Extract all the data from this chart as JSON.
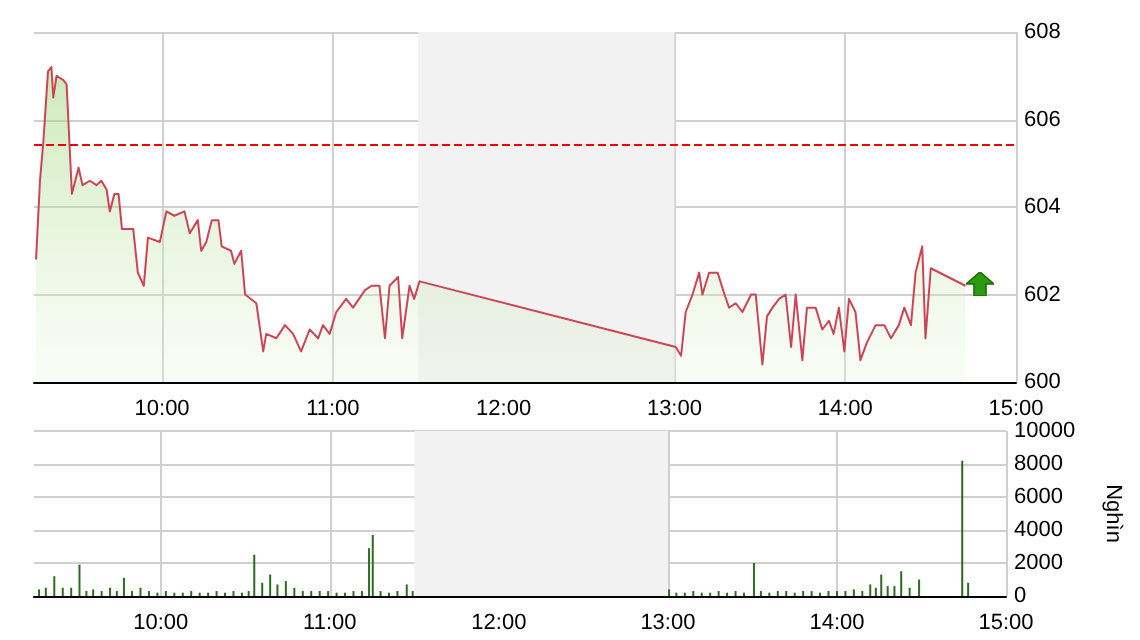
{
  "chart_data": [
    {
      "type": "area",
      "xlim": [
        9.25,
        15
      ],
      "xticks": [
        {
          "value": 10,
          "label": "10:00"
        },
        {
          "value": 11,
          "label": "11:00"
        },
        {
          "value": 12,
          "label": "12:00"
        },
        {
          "value": 13,
          "label": "13:00"
        },
        {
          "value": 14,
          "label": "14:00"
        },
        {
          "value": 15,
          "label": "15:00"
        }
      ],
      "ylim": [
        600,
        608
      ],
      "yticks": [
        600,
        602,
        604,
        606,
        608
      ],
      "grid": true,
      "marker": "none",
      "series": [
        {
          "color": "#cc4455",
          "x": [
            9.262,
            9.285,
            9.305,
            9.332,
            9.352,
            9.363,
            9.382,
            9.422,
            9.441,
            9.472,
            9.511,
            9.534,
            9.577,
            9.616,
            9.644,
            9.675,
            9.694,
            9.721,
            9.745,
            9.765,
            9.831,
            9.858,
            9.893,
            9.917,
            9.987,
            10.025,
            10.072,
            10.131,
            10.162,
            10.209,
            10.229,
            10.259,
            10.291,
            10.33,
            10.349,
            10.404,
            10.423,
            10.463,
            10.486,
            10.552,
            10.592,
            10.61,
            10.669,
            10.72,
            10.767,
            10.814,
            10.864,
            10.914,
            10.942,
            10.981,
            11.02,
            11.078,
            11.118,
            11.188,
            11.227,
            11.273,
            11.305,
            11.332,
            11.382,
            11.406,
            11.449,
            11.476,
            11.507,
            13.008,
            13.039,
            13.066,
            13.106,
            13.145,
            13.164,
            13.203,
            13.253,
            13.293,
            13.32,
            13.359,
            13.398,
            13.449,
            13.476,
            13.515,
            13.542,
            13.574,
            13.613,
            13.651,
            13.683,
            13.71,
            13.749,
            13.776,
            13.827,
            13.866,
            13.905,
            13.932,
            13.963,
            13.995,
            14.022,
            14.06,
            14.089,
            14.127,
            14.178,
            14.229,
            14.268,
            14.314,
            14.346,
            14.385,
            14.412,
            14.451,
            14.47,
            14.501,
            14.704
          ],
          "values": [
            602.8,
            604.6,
            605.5,
            607.1,
            607.2,
            606.5,
            607.0,
            606.9,
            606.8,
            604.3,
            604.9,
            604.5,
            604.6,
            604.5,
            604.6,
            604.4,
            603.9,
            604.3,
            604.3,
            603.5,
            603.5,
            602.5,
            602.2,
            603.3,
            603.2,
            603.9,
            603.8,
            603.9,
            603.4,
            603.7,
            603.0,
            603.2,
            603.7,
            603.7,
            603.1,
            603.0,
            602.7,
            603.0,
            602.0,
            601.8,
            600.7,
            601.1,
            601.0,
            601.3,
            601.1,
            600.7,
            601.2,
            601.0,
            601.3,
            601.1,
            601.6,
            601.9,
            601.7,
            602.1,
            602.2,
            602.2,
            601.0,
            602.2,
            602.4,
            601.0,
            602.2,
            601.9,
            602.3,
            600.8,
            600.6,
            601.6,
            602.0,
            602.5,
            602.0,
            602.5,
            602.5,
            602.0,
            601.7,
            601.8,
            601.6,
            602.0,
            602.0,
            600.4,
            601.5,
            601.7,
            601.9,
            602.0,
            600.8,
            602.0,
            600.5,
            601.7,
            601.7,
            601.2,
            601.4,
            601.1,
            601.7,
            600.7,
            601.9,
            601.6,
            600.5,
            600.9,
            601.3,
            601.3,
            601.0,
            601.3,
            601.7,
            601.3,
            602.5,
            603.1,
            601.0,
            602.6,
            602.2
          ]
        }
      ],
      "ref_lines": [
        {
          "axis": "y",
          "value": 605.45,
          "color": "#ee0000",
          "line_style": "dashed"
        }
      ],
      "bands": [
        {
          "axis": "x",
          "from": 11.5,
          "to": 13,
          "color": "#f2f2f2"
        }
      ]
    },
    {
      "type": "bar",
      "ylabel": "Nghìn",
      "xlim": [
        9.25,
        15
      ],
      "xticks": [
        {
          "value": 10,
          "label": "10:00"
        },
        {
          "value": 11,
          "label": "11:00"
        },
        {
          "value": 12,
          "label": "12:00"
        },
        {
          "value": 13,
          "label": "13:00"
        },
        {
          "value": 14,
          "label": "14:00"
        },
        {
          "value": 15,
          "label": "15:00"
        }
      ],
      "ylim": [
        0,
        10000
      ],
      "yticks": [
        0,
        2000,
        4000,
        6000,
        8000,
        10000
      ],
      "grid": true,
      "series": [
        {
          "color": "#2e6b1f",
          "x": [
            9.28,
            9.32,
            9.37,
            9.42,
            9.47,
            9.519,
            9.56,
            9.6,
            9.65,
            9.7,
            9.74,
            9.782,
            9.83,
            9.88,
            9.93,
            9.98,
            10.03,
            10.08,
            10.13,
            10.18,
            10.23,
            10.28,
            10.33,
            10.38,
            10.43,
            10.48,
            10.52,
            10.553,
            10.6,
            10.647,
            10.69,
            10.74,
            10.79,
            10.84,
            10.89,
            10.94,
            10.99,
            11.04,
            11.09,
            11.14,
            11.19,
            11.232,
            11.254,
            11.3,
            11.35,
            11.4,
            11.455,
            11.49,
            13.007,
            13.05,
            13.1,
            13.15,
            13.2,
            13.25,
            13.3,
            13.35,
            13.4,
            13.45,
            13.509,
            13.55,
            13.6,
            13.65,
            13.7,
            13.75,
            13.8,
            13.85,
            13.9,
            13.95,
            14.0,
            14.05,
            14.1,
            14.15,
            14.197,
            14.23,
            14.262,
            14.3,
            14.34,
            14.38,
            14.43,
            14.486,
            14.741,
            14.776
          ],
          "values": [
            400,
            500,
            1200,
            500,
            500,
            1900,
            300,
            400,
            300,
            500,
            300,
            1100,
            300,
            500,
            300,
            200,
            300,
            200,
            200,
            300,
            200,
            200,
            300,
            200,
            300,
            200,
            300,
            2500,
            800,
            1300,
            700,
            900,
            500,
            300,
            300,
            300,
            300,
            200,
            200,
            300,
            300,
            2900,
            3700,
            300,
            200,
            300,
            700,
            300,
            400,
            200,
            200,
            300,
            200,
            200,
            300,
            200,
            300,
            200,
            2000,
            300,
            200,
            300,
            300,
            200,
            300,
            300,
            200,
            300,
            300,
            300,
            400,
            300,
            700,
            500,
            1300,
            600,
            600,
            1500,
            500,
            1000,
            8200,
            800
          ]
        }
      ],
      "bands": [
        {
          "axis": "x",
          "from": 11.5,
          "to": 13,
          "color": "#f2f2f2"
        }
      ]
    }
  ]
}
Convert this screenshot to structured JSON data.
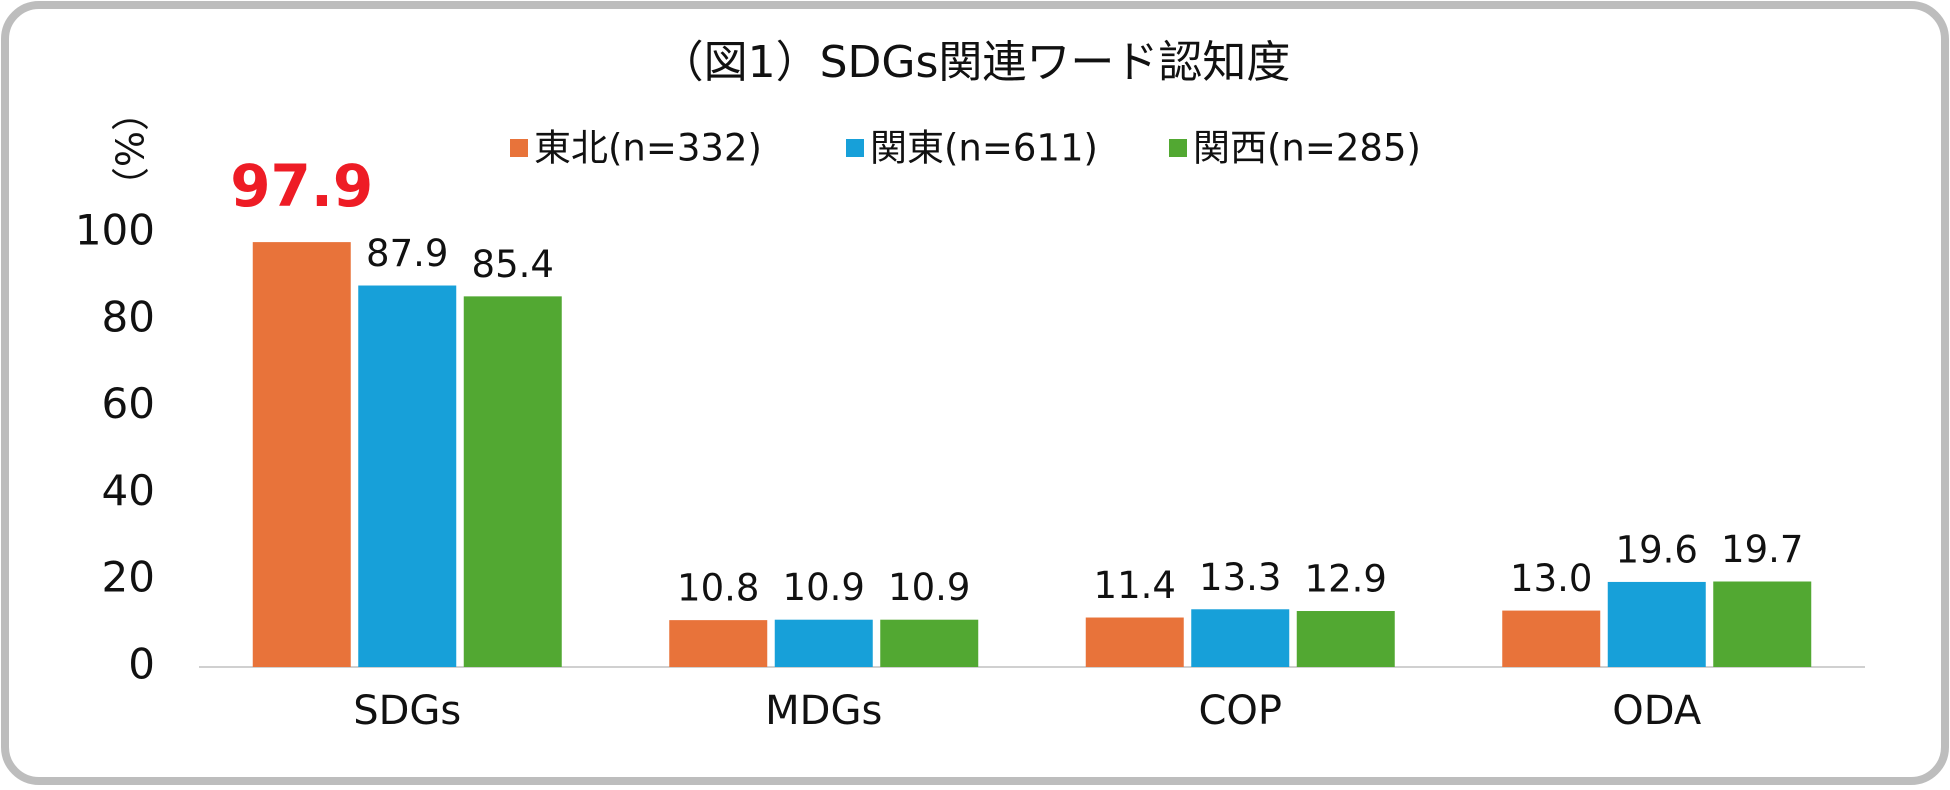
{
  "chart_data": {
    "type": "bar",
    "title": "（図1）SDGs関連ワード認知度",
    "y_label": "（%）",
    "categories": [
      "SDGs",
      "MDGs",
      "COP",
      "ODA"
    ],
    "series": [
      {
        "name": "東北(n=332)",
        "color": "#e8733a",
        "values": [
          97.9,
          10.8,
          11.4,
          13.0
        ],
        "value_labels": [
          "97.9",
          "10.8",
          "11.4",
          "13.0"
        ]
      },
      {
        "name": "関東(n=611)",
        "color": "#17a0d9",
        "values": [
          87.9,
          10.9,
          13.3,
          19.6
        ],
        "value_labels": [
          "87.9",
          "10.9",
          "13.3",
          "19.6"
        ]
      },
      {
        "name": "関西(n=285)",
        "color": "#52a832",
        "values": [
          85.4,
          10.9,
          12.9,
          19.7
        ],
        "value_labels": [
          "85.4",
          "10.9",
          "12.9",
          "19.7"
        ]
      }
    ],
    "highlight": {
      "series": 0,
      "index": 0,
      "color": "#ee1c25"
    },
    "ylim": [
      0,
      100
    ],
    "yticks": [
      0,
      20,
      40,
      60,
      80,
      100
    ],
    "grid": false,
    "legend": "top"
  }
}
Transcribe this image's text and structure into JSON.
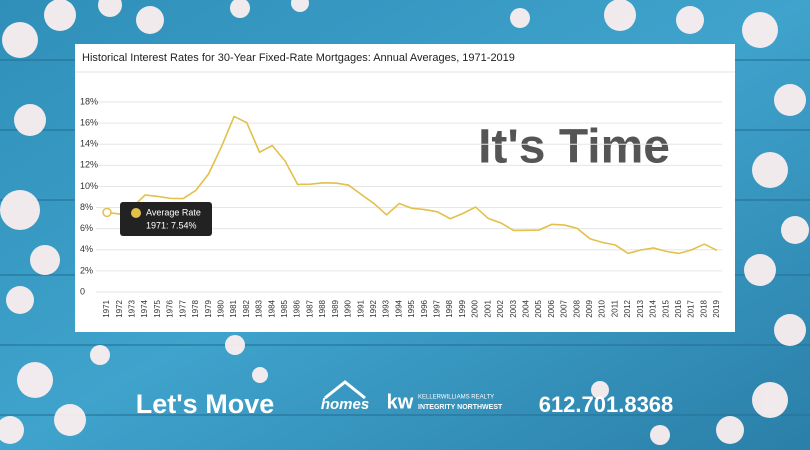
{
  "chart_data": {
    "type": "line",
    "title": "Historical Interest Rates for 30-Year Fixed-Rate Mortgages: Annual Averages, 1971-2019",
    "categories": [
      "1971",
      "1972",
      "1973",
      "1974",
      "1975",
      "1976",
      "1977",
      "1978",
      "1979",
      "1980",
      "1981",
      "1982",
      "1983",
      "1984",
      "1985",
      "1986",
      "1987",
      "1988",
      "1989",
      "1990",
      "1991",
      "1992",
      "1993",
      "1994",
      "1995",
      "1996",
      "1997",
      "1998",
      "1999",
      "2000",
      "2001",
      "2002",
      "2003",
      "2004",
      "2005",
      "2006",
      "2007",
      "2008",
      "2009",
      "2010",
      "2011",
      "2012",
      "2013",
      "2014",
      "2015",
      "2016",
      "2017",
      "2018",
      "2019"
    ],
    "series": [
      {
        "name": "Average Rate",
        "color": "#e3c04a",
        "values": [
          7.54,
          7.38,
          8.04,
          9.19,
          9.05,
          8.87,
          8.85,
          9.64,
          11.2,
          13.74,
          16.63,
          16.04,
          13.24,
          13.88,
          12.43,
          10.19,
          10.21,
          10.34,
          10.32,
          10.13,
          9.25,
          8.39,
          7.31,
          8.38,
          7.93,
          7.81,
          7.6,
          6.94,
          7.44,
          8.05,
          6.97,
          6.54,
          5.83,
          5.84,
          5.87,
          6.41,
          6.34,
          6.03,
          5.04,
          4.69,
          4.45,
          3.66,
          3.98,
          4.17,
          3.85,
          3.65,
          3.99,
          4.54,
          3.94
        ]
      }
    ],
    "ylim": [
      0,
      18
    ],
    "yticks": [
      0,
      {
        "value": 2,
        "label": "2%"
      },
      {
        "value": 4,
        "label": "4%"
      },
      {
        "value": 6,
        "label": "6%"
      },
      {
        "value": 8,
        "label": "8%"
      },
      {
        "value": 10,
        "label": "10%"
      },
      {
        "value": 12,
        "label": "12%"
      },
      {
        "value": 14,
        "label": "14%"
      },
      {
        "value": 16,
        "label": "16%"
      },
      {
        "value": 18,
        "label": "18%"
      }
    ],
    "grid": true,
    "tooltip": {
      "title": "Average Rate",
      "text": "1971: 7.54%"
    }
  },
  "overlay": {
    "headline": "It's Time",
    "slogan": "Let's Move",
    "phone": "612.701.8368",
    "logo": {
      "brand": "homes",
      "kw": "kw",
      "company": "KELLERWILLIAMS REALTY",
      "office": "INTEGRITY NORTHWEST"
    }
  }
}
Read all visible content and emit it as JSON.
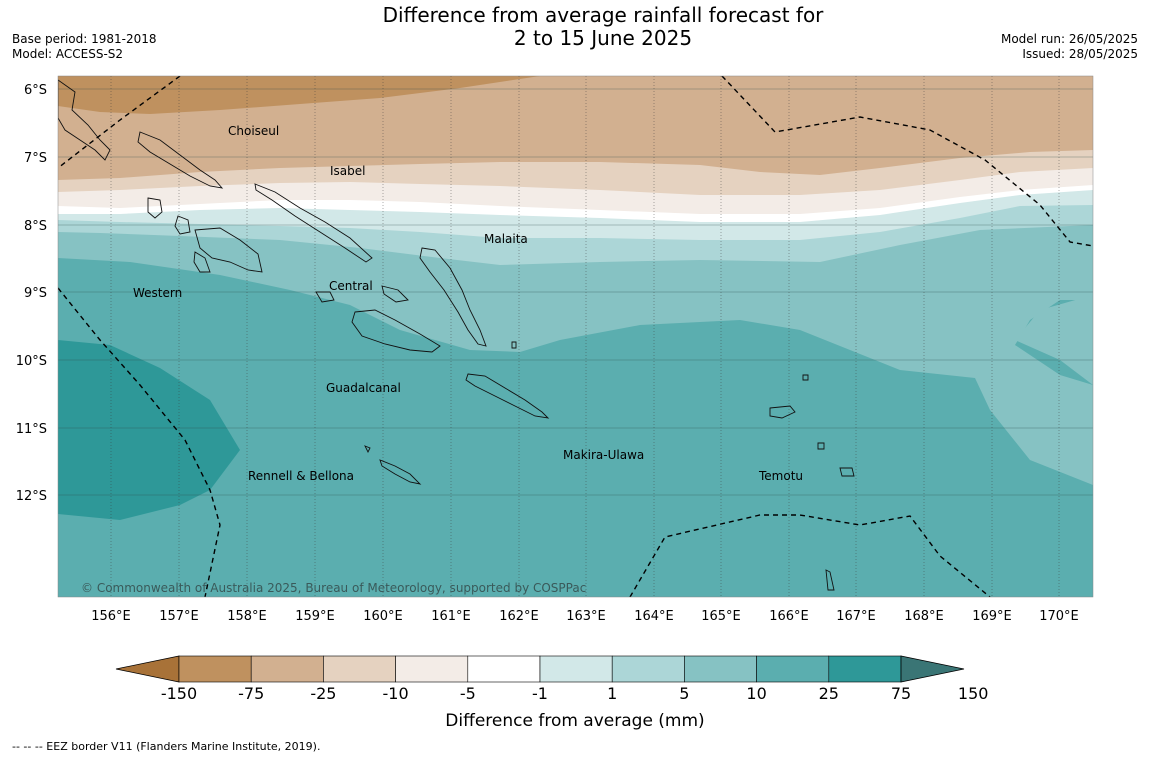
--*--
_PROBLEM_. From the data above, gather every line that includes the word "Rate".

_WRITTEN RESPONSE_.
    "title": "Historical Interest Rates for 30-Year Fixed-Rate Mortgages: Annual Averages, 1971-2019",
        "name": "Average Rate",
      "title": "Average Rate",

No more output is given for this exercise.